┌─ Dataset records

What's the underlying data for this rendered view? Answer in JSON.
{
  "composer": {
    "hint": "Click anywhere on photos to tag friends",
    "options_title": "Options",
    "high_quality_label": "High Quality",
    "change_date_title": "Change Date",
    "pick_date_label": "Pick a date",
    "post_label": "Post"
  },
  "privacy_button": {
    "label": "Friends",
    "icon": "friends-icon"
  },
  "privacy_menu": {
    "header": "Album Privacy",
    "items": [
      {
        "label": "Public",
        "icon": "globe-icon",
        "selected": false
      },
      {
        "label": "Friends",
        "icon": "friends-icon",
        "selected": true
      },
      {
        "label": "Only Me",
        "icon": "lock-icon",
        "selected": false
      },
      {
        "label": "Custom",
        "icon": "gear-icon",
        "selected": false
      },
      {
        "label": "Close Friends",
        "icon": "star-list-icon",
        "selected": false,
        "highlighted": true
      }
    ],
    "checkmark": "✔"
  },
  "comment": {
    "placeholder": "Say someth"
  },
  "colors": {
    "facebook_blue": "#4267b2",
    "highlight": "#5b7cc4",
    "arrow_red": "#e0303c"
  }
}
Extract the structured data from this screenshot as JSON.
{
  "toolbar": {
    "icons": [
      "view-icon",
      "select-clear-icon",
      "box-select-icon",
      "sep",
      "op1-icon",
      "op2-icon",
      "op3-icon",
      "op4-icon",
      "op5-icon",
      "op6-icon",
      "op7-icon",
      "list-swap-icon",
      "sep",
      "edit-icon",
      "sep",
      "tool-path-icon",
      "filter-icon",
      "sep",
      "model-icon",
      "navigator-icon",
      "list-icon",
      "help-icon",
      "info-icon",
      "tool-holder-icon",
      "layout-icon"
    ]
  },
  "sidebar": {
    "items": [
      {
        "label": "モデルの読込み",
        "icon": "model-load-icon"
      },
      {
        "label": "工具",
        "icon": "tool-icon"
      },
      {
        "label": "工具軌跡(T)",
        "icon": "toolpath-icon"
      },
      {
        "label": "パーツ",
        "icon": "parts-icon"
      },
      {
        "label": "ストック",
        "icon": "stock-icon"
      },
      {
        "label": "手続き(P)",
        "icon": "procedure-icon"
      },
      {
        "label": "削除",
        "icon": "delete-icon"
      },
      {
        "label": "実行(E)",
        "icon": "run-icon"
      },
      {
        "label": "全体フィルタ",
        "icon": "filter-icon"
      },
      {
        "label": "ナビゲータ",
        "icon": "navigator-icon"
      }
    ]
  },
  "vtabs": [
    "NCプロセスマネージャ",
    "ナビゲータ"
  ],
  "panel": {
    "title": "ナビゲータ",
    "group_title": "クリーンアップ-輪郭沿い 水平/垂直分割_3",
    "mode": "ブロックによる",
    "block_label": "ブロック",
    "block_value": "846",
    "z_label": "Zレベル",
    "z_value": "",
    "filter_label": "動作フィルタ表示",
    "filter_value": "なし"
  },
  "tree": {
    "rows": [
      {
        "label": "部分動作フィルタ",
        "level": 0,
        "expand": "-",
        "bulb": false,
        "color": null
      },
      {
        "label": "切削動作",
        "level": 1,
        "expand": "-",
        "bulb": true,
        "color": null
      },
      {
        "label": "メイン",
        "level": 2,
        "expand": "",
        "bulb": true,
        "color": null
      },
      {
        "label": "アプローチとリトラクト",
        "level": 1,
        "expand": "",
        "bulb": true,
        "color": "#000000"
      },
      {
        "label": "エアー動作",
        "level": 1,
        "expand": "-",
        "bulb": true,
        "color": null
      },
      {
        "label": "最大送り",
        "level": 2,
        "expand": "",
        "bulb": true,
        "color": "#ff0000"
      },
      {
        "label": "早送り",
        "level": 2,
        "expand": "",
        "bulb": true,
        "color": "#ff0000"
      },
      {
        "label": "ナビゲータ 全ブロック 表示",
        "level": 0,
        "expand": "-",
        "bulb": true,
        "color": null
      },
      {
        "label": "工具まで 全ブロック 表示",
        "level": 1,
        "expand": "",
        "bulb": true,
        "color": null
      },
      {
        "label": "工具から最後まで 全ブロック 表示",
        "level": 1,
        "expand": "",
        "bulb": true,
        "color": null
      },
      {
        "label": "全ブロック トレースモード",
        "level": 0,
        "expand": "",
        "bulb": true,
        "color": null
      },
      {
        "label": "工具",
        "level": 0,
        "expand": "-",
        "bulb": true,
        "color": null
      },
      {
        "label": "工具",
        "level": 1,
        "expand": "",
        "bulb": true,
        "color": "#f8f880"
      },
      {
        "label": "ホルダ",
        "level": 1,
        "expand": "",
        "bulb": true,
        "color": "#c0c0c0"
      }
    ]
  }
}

└─

• What the exercise asks: List the lines of the records where "this" occurs.

• Full output:
What's the underlying data for this rendered view? Answer in JSON.
Extract the structured data from this screenshot as JSON.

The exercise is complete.